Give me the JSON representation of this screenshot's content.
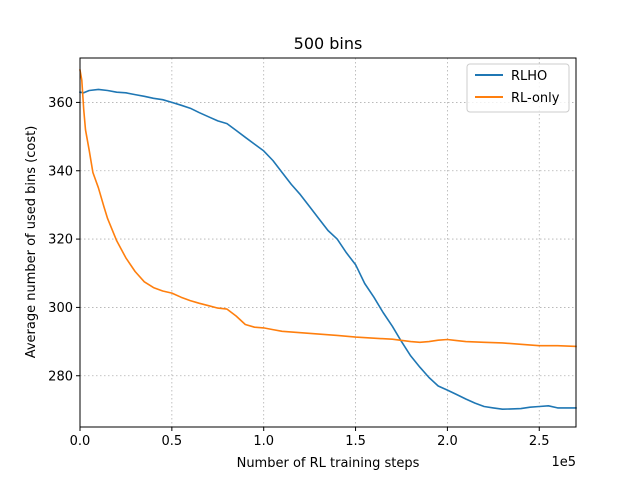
{
  "chart_data": {
    "type": "line",
    "title": "500 bins",
    "xlabel": "Number of RL training steps",
    "ylabel": "Average number of used bins (cost)",
    "x_offset_label": "1e5",
    "xlim": [
      0,
      2.7
    ],
    "ylim": [
      265,
      373
    ],
    "x_ticks": [
      0.0,
      0.5,
      1.0,
      1.5,
      2.0,
      2.5
    ],
    "x_tick_labels": [
      "0.0",
      "0.5",
      "1.0",
      "1.5",
      "2.0",
      "2.5"
    ],
    "y_ticks": [
      280,
      300,
      320,
      340,
      360
    ],
    "y_tick_labels": [
      "280",
      "300",
      "320",
      "340",
      "360"
    ],
    "grid": true,
    "legend_position": "top-right",
    "series": [
      {
        "name": "RLHO",
        "color": "#1f77b4",
        "x": [
          0,
          0.02,
          0.05,
          0.1,
          0.15,
          0.2,
          0.25,
          0.3,
          0.35,
          0.4,
          0.45,
          0.5,
          0.55,
          0.6,
          0.65,
          0.7,
          0.75,
          0.8,
          0.85,
          0.9,
          0.95,
          1.0,
          1.05,
          1.1,
          1.15,
          1.2,
          1.25,
          1.3,
          1.35,
          1.4,
          1.45,
          1.5,
          1.55,
          1.6,
          1.65,
          1.7,
          1.75,
          1.8,
          1.85,
          1.9,
          1.95,
          2.0,
          2.05,
          2.1,
          2.15,
          2.2,
          2.25,
          2.3,
          2.35,
          2.4,
          2.45,
          2.5,
          2.55,
          2.6,
          2.65,
          2.7
        ],
        "y": [
          363,
          362.8,
          363.5,
          363.8,
          363.5,
          363.0,
          362.8,
          362.3,
          361.8,
          361.2,
          360.8,
          360.0,
          359.2,
          358.3,
          357.0,
          355.8,
          354.6,
          353.8,
          351.8,
          349.8,
          347.8,
          345.8,
          343.0,
          339.5,
          336.0,
          333.0,
          329.5,
          326.0,
          322.5,
          320.0,
          316.0,
          312.5,
          307.0,
          303.0,
          298.5,
          294.5,
          290.0,
          285.8,
          282.5,
          279.5,
          277.0,
          275.8,
          274.5,
          273.2,
          272.0,
          271.0,
          270.6,
          270.2,
          270.3,
          270.4,
          270.8,
          271.0,
          271.2,
          270.6,
          270.6,
          270.6
        ]
      },
      {
        "name": "RL-only",
        "color": "#ff7f0e",
        "x": [
          0,
          0.01,
          0.02,
          0.03,
          0.05,
          0.07,
          0.1,
          0.13,
          0.15,
          0.2,
          0.25,
          0.3,
          0.35,
          0.4,
          0.45,
          0.5,
          0.55,
          0.6,
          0.65,
          0.7,
          0.75,
          0.8,
          0.85,
          0.9,
          0.95,
          1.0,
          1.05,
          1.1,
          1.2,
          1.3,
          1.4,
          1.5,
          1.6,
          1.7,
          1.8,
          1.85,
          1.9,
          1.95,
          2.0,
          2.05,
          2.1,
          2.2,
          2.3,
          2.4,
          2.5,
          2.6,
          2.7
        ],
        "y": [
          369.5,
          366.5,
          358.0,
          352.0,
          346.0,
          339.5,
          335.0,
          329.5,
          326.0,
          319.5,
          314.5,
          310.5,
          307.5,
          305.8,
          304.8,
          304.2,
          303.0,
          302.0,
          301.2,
          300.5,
          299.8,
          299.5,
          297.5,
          295.0,
          294.2,
          294.0,
          293.5,
          293.0,
          292.6,
          292.2,
          291.8,
          291.3,
          291.0,
          290.7,
          290.0,
          289.8,
          290.0,
          290.4,
          290.6,
          290.3,
          290.0,
          289.8,
          289.6,
          289.2,
          288.8,
          288.8,
          288.6
        ]
      }
    ]
  }
}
────────────────
DIRECTIVE - A line counts if it holds the word "bins". Work out how many lines in the listing count, and give only that number.

RESPONSE - 2